- [Problem requirements] Every entry that follows should be repeated exactly; drop the images.

- [Listing]
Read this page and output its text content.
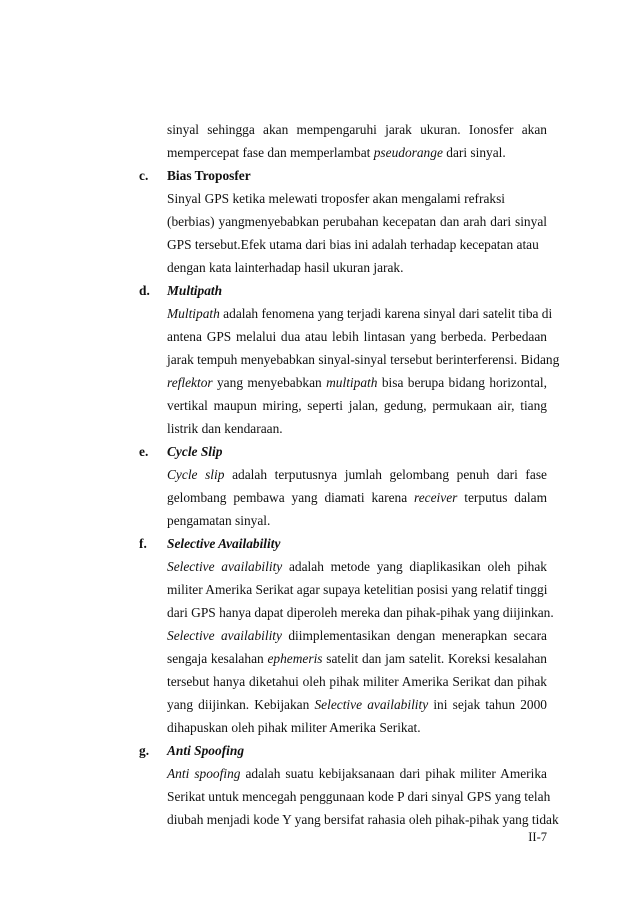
sinyal sehingga akan mempengaruhi jarak ukuran. Ionosfer akan
mempercepat fase dan memperlambat pseudorange dari sinyal.
c. Bias Troposfer
Sinyal GPS ketika melewati troposfer akan mengalami refraksi
(berbias) yangmenyebabkan perubahan kecepatan dan arah dari sinyal
GPS tersebut.Efek utama dari bias ini adalah terhadap kecepatan atau
dengan kata lainterhadap hasil ukuran jarak.
d. Multipath
Multipath adalah fenomena yang terjadi karena sinyal dari satelit tiba di
antena GPS melalui dua atau lebih lintasan yang berbeda. Perbedaan
jarak tempuh menyebabkan sinyal-sinyal tersebut berinterferensi. Bidang
reflektor yang menyebabkan multipath bisa berupa bidang horizontal,
vertikal maupun miring, seperti jalan, gedung, permukaan air, tiang
listrik dan kendaraan.
e. Cycle Slip
Cycle slip adalah terputusnya jumlah gelombang penuh dari fase
gelombang pembawa yang diamati karena receiver terputus dalam
pengamatan sinyal.
f. Selective Availability
Selective availability adalah metode yang diaplikasikan oleh pihak
militer Amerika Serikat agar supaya ketelitian posisi yang relatif tinggi
dari GPS hanya dapat diperoleh mereka dan pihak-pihak yang diijinkan.
Selective availability diimplementasikan dengan menerapkan secara
sengaja kesalahan ephemeris satelit dan jam satelit. Koreksi kesalahan
tersebut hanya diketahui oleh pihak militer Amerika Serikat dan pihak
yang diijinkan. Kebijakan Selective availability ini sejak tahun 2000
dihapuskan oleh pihak militer Amerika Serikat.
g. Anti Spoofing
Anti spoofing adalah suatu kebijaksanaan dari pihak militer Amerika
Serikat untuk mencegah penggunaan kode P dari sinyal GPS yang telah
diubah menjadi kode Y yang bersifat rahasia oleh pihak-pihak yang tidak
II-7
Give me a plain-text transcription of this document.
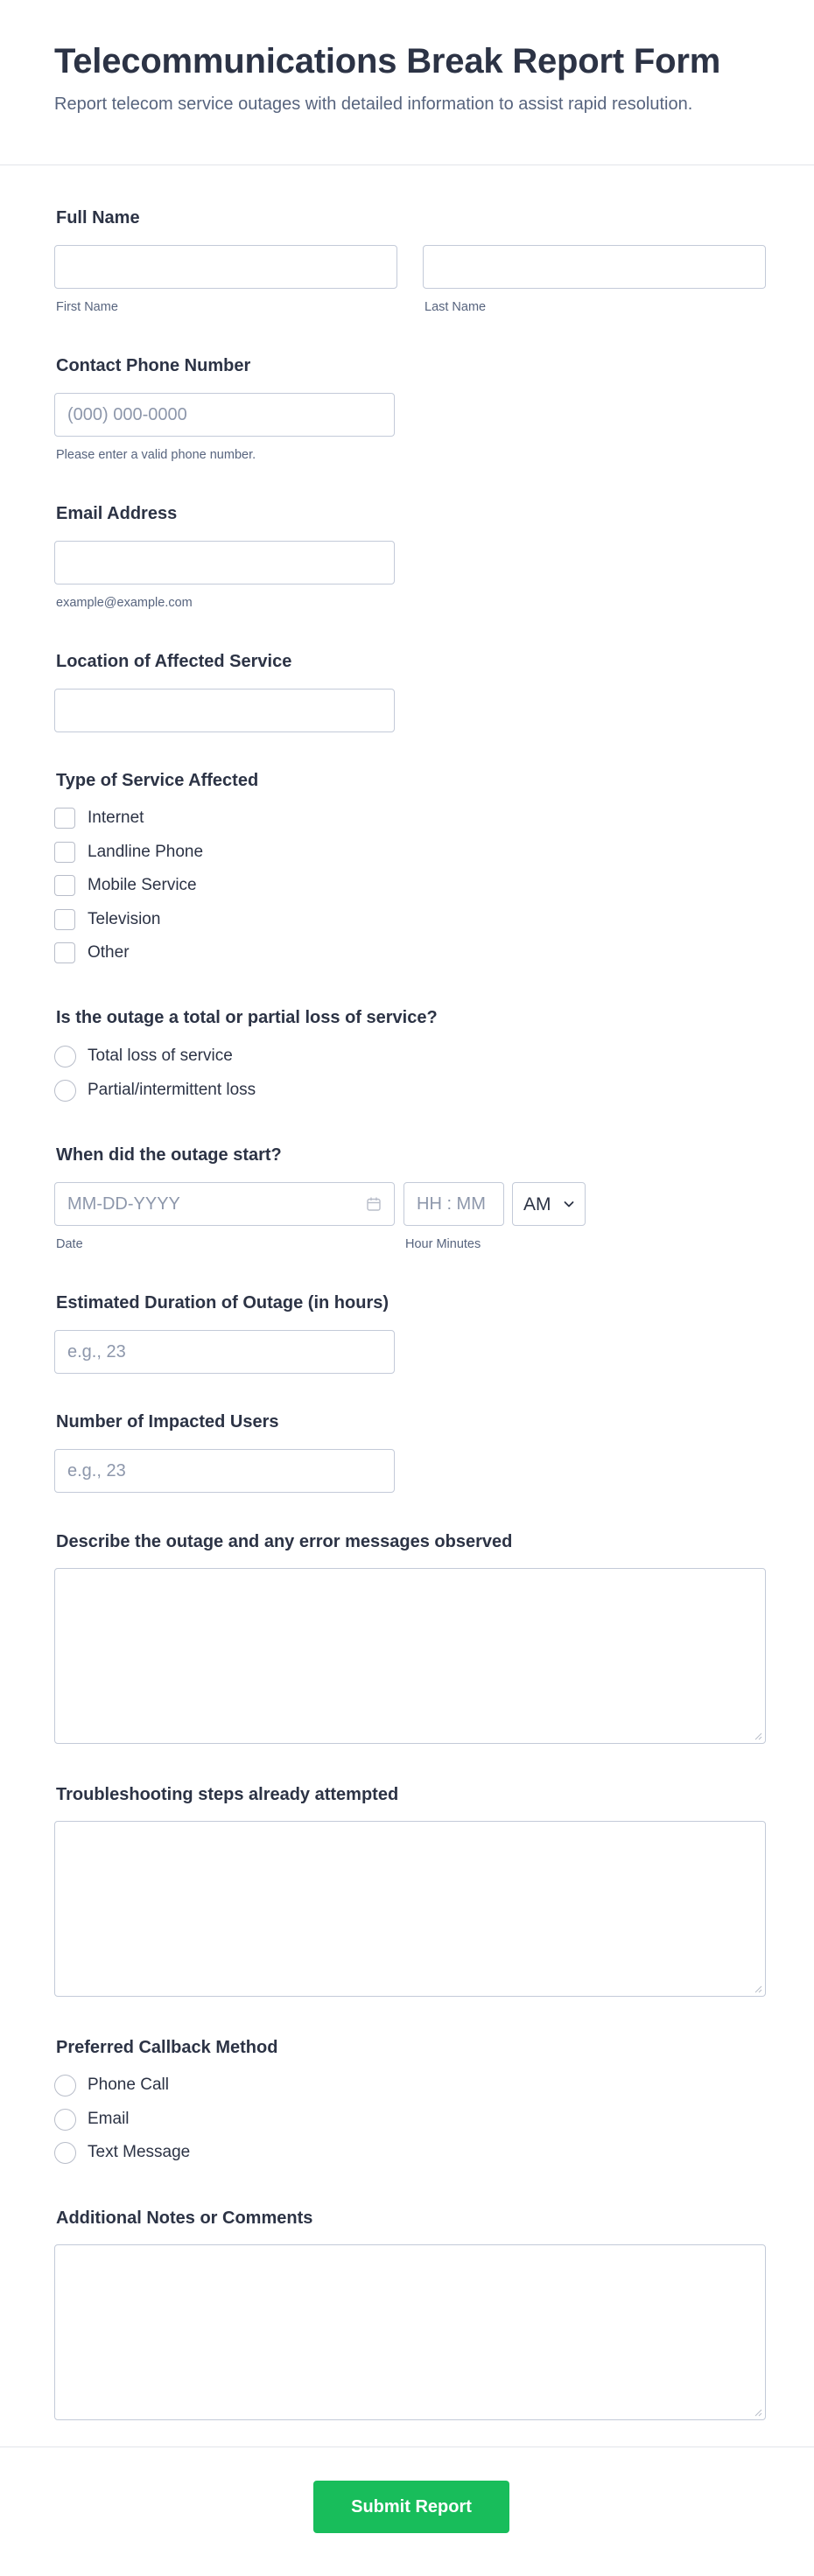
Telecommunications Break Report Form

Report telecom service outages with detailed information to assist rapid resolution.

Full Name
First Name	Last Name
Contact Phone Number
(000) 000-0000
Please enter a valid phone number.
Email Address
example@example.com
Location of Affected Service
Type of Service Affected
Internet
Landline Phone
Mobile Service
Television
Other
Is the outage a total or partial loss of service?
Total loss of service
Partial/intermittent loss
When did the outage start?
MM-DD-YYYY
Date
HH : MM
Hour Minutes
AM
Estimated Duration of Outage (in hours)
e.g., 23
Number of Impacted Users
e.g., 23
Describe the outage and any error messages observed
Troubleshooting steps already attempted
Preferred Callback Method
Phone Call
Email
Text Message
Additional Notes or Comments
Submit Report
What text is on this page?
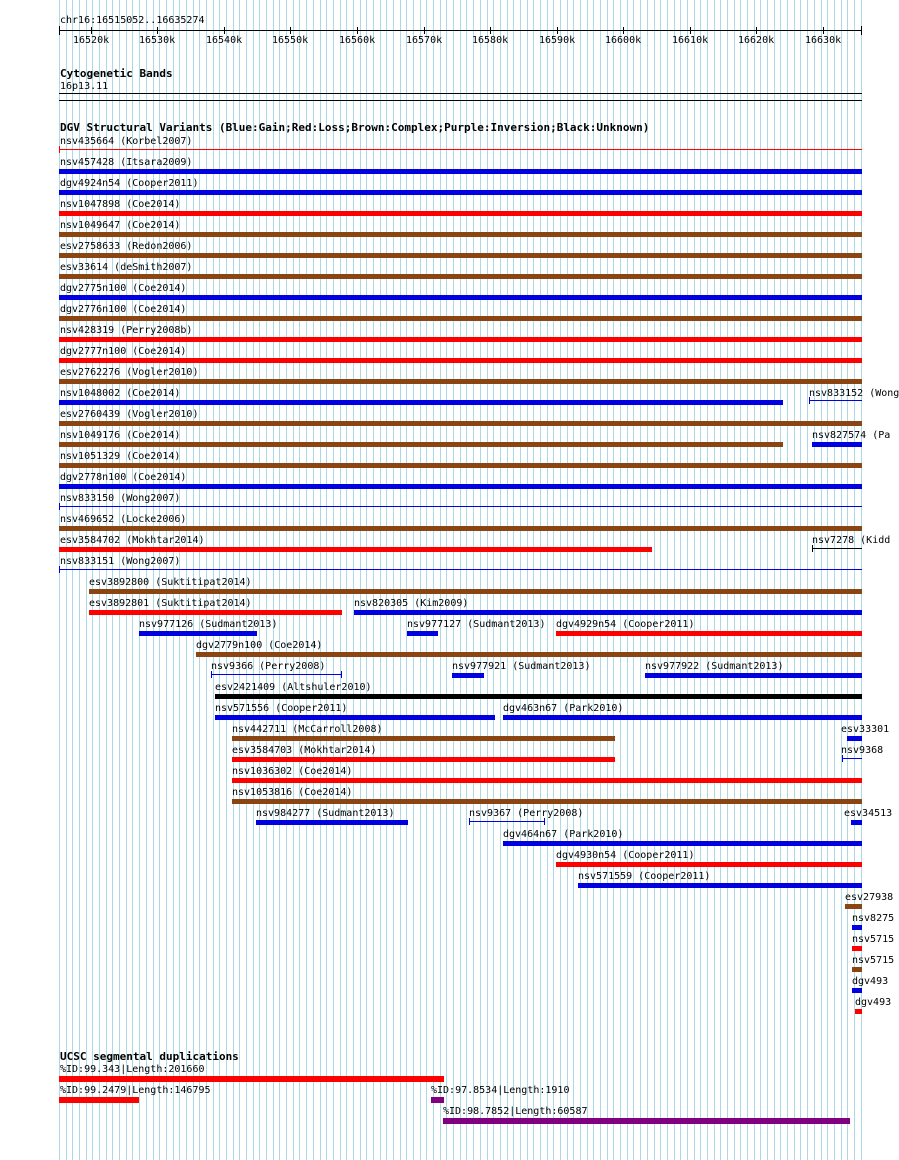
chr16:16515052..16635274
16520k	16530k	16540k	16550k	16560k	16570k	16580k	16590k	16600k	16610k	16620k	16630k
Cytogenetic Bands
16p13.11
DGV Structural Variants (Blue:Gain;Red:Loss;Brown:Complex;Purple:Inversion;Black:Unknown)
nsv435664 (Korbel2007)
nsv457428 (Itsara2009)
dgv4924n54 (Cooper2011)
nsv1047898 (Coe2014)
nsv1049647 (Coe2014)
esv2758633 (Redon2006)
esv33614 (deSmith2007)
dgv2775n100 (Coe2014)
dgv2776n100 (Coe2014)
nsv428319 (Perry2008b)
dgv2777n100 (Coe2014)
esv2762276 (Vogler2010)
nsv1048002 (Coe2014)	nsv833152 (Wong
esv2760439 (Vogler2010)
nsv1049176 (Coe2014)	nsv827574 (Pa
nsv1051329 (Coe2014)
dgv2778n100 (Coe2014)
nsv833150 (Wong2007)
nsv469652 (Locke2006)
esv3584702 (Mokhtar2014)	nsv7278 (Kidd
nsv833151 (Wong2007)
esv3892800 (Suktitipat2014)
esv3892801 (Suktitipat2014)	nsv820305 (Kim2009)
nsv977126 (Sudmant2013)	nsv977127 (Sudmant2013) dgv4929n54 (Cooper2011)
dgv2779n100 (Coe2014)
nsv9366 (Perry2008)	nsv977921 (Sudmant2013)	nsv977922 (Sudmant2013)
esv2421409 (Altshuler2010)
nsv571556 (Cooper2011)	dgv463n67 (Park2010)
nsv442711 (McCarroll2008)	esv33301
esv3584703 (Mokhtar2014)	nsv9368
nsv1036302 (Coe2014)
nsv1053816 (Coe2014)
nsv984277 (Sudmant2013)	nsv9367 (Perry2008)	esv34513
dgv464n67 (Park2010)
dgv4930n54 (Cooper2011)
nsv571559 (Cooper2011)
esv27938
nsv8275
nsv5715
nsv5715
dgv493
dgv493
UCSC segmental duplications
%ID:99.343|Length:201660
%ID:99.2479|Length:146795	%ID:97.8534|Length:1910
%ID:98.7852|Length:60587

- [Answer to the exercise]
Read this page and output its text content.
sinyal sehingga akan mempengaruhi jarak ukuran. Ionosfer akan
mempercepat fase dan memperlambat pseudorange dari sinyal.
c. Bias Troposfer
Sinyal GPS ketika melewati troposfer akan mengalami refraksi
(berbias) yangmenyebabkan perubahan kecepatan dan arah dari sinyal
GPS tersebut.Efek utama dari bias ini adalah terhadap kecepatan atau
dengan kata lainterhadap hasil ukuran jarak.
d. Multipath
Multipath adalah fenomena yang terjadi karena sinyal dari satelit tiba di
antena GPS melalui dua atau lebih lintasan yang berbeda. Perbedaan
jarak tempuh menyebabkan sinyal-sinyal tersebut berinterferensi. Bidang
reflektor yang menyebabkan multipath bisa berupa bidang horizontal,
vertikal maupun miring, seperti jalan, gedung, permukaan air, tiang
listrik dan kendaraan.
e. Cycle Slip
Cycle slip adalah terputusnya jumlah gelombang penuh dari fase
gelombang pembawa yang diamati karena receiver terputus dalam
pengamatan sinyal.
f. Selective Availability
Selective availability adalah metode yang diaplikasikan oleh pihak
militer Amerika Serikat agar supaya ketelitian posisi yang relatif tinggi
dari GPS hanya dapat diperoleh mereka dan pihak-pihak yang diijinkan.
Selective availability diimplementasikan dengan menerapkan secara
sengaja kesalahan ephemeris satelit dan jam satelit. Koreksi kesalahan
tersebut hanya diketahui oleh pihak militer Amerika Serikat dan pihak
yang diijinkan. Kebijakan Selective availability ini sejak tahun 2000
dihapuskan oleh pihak militer Amerika Serikat.
g. Anti Spoofing
Anti spoofing adalah suatu kebijaksanaan dari pihak militer Amerika
Serikat untuk mencegah penggunaan kode P dari sinyal GPS yang telah
diubah menjadi kode Y yang bersifat rahasia oleh pihak-pihak yang tidak
II-7
Give me a plain-text transcription of this document.
Telecommunications Break Report Form

Report telecom service outages with detailed information to assist rapid resolution.

Full Name
First Name	Last Name
Contact Phone Number
(000) 000-0000
Please enter a valid phone number.
Email Address
example@example.com
Location of Affected Service
Type of Service Affected
Internet
Landline Phone
Mobile Service
Television
Other
Is the outage a total or partial loss of service?
Total loss of service
Partial/intermittent loss
When did the outage start?
MM-DD-YYYY
Date
HH : MM
Hour Minutes
AM
Estimated Duration of Outage (in hours)
e.g., 23
Number of Impacted Users
e.g., 23
Describe the outage and any error messages observed
Troubleshooting steps already attempted
Preferred Callback Method
Phone Call
Email
Text Message
Additional Notes or Comments
Submit Report
What text is on this page?
chr16:16515052..16635274
16520k	16530k	16540k	16550k	16560k	16570k	16580k	16590k	16600k	16610k	16620k	16630k
Cytogenetic Bands
16p13.11
DGV Structural Variants (Blue:Gain;Red:Loss;Brown:Complex;Purple:Inversion;Black:Unknown)
nsv435664 (Korbel2007)
nsv457428 (Itsara2009)
dgv4924n54 (Cooper2011)
nsv1047898 (Coe2014)
nsv1049647 (Coe2014)
esv2758633 (Redon2006)
esv33614 (deSmith2007)
dgv2775n100 (Coe2014)
dgv2776n100 (Coe2014)
nsv428319 (Perry2008b)
dgv2777n100 (Coe2014)
esv2762276 (Vogler2010)
nsv1048002 (Coe2014)	nsv833152 (Wong
esv2760439 (Vogler2010)
nsv1049176 (Coe2014)	nsv827574 (Pa
nsv1051329 (Coe2014)
dgv2778n100 (Coe2014)
nsv833150 (Wong2007)
nsv469652 (Locke2006)
esv3584702 (Mokhtar2014)	nsv7278 (Kidd
nsv833151 (Wong2007)
esv3892800 (Suktitipat2014)
esv3892801 (Suktitipat2014)	nsv820305 (Kim2009)
nsv977126 (Sudmant2013)	nsv977127 (Sudmant2013) dgv4929n54 (Cooper2011)
dgv2779n100 (Coe2014)
nsv9366 (Perry2008)	nsv977921 (Sudmant2013)	nsv977922 (Sudmant2013)
esv2421409 (Altshuler2010)
nsv571556 (Cooper2011)	dgv463n67 (Park2010)
nsv442711 (McCarroll2008)	esv33301
esv3584703 (Mokhtar2014)	nsv9368
nsv1036302 (Coe2014)
nsv1053816 (Coe2014)
nsv984277 (Sudmant2013)	nsv9367 (Perry2008)	esv34513
dgv464n67 (Park2010)
dgv4930n54 (Cooper2011)
nsv571559 (Cooper2011)
esv27938
nsv8275
nsv5715
nsv5715
dgv493
dgv493
UCSC segmental duplications
%ID:99.343|Length:201660
%ID:99.2479|Length:146795	%ID:97.8534|Length:1910
%ID:98.7852|Length:60587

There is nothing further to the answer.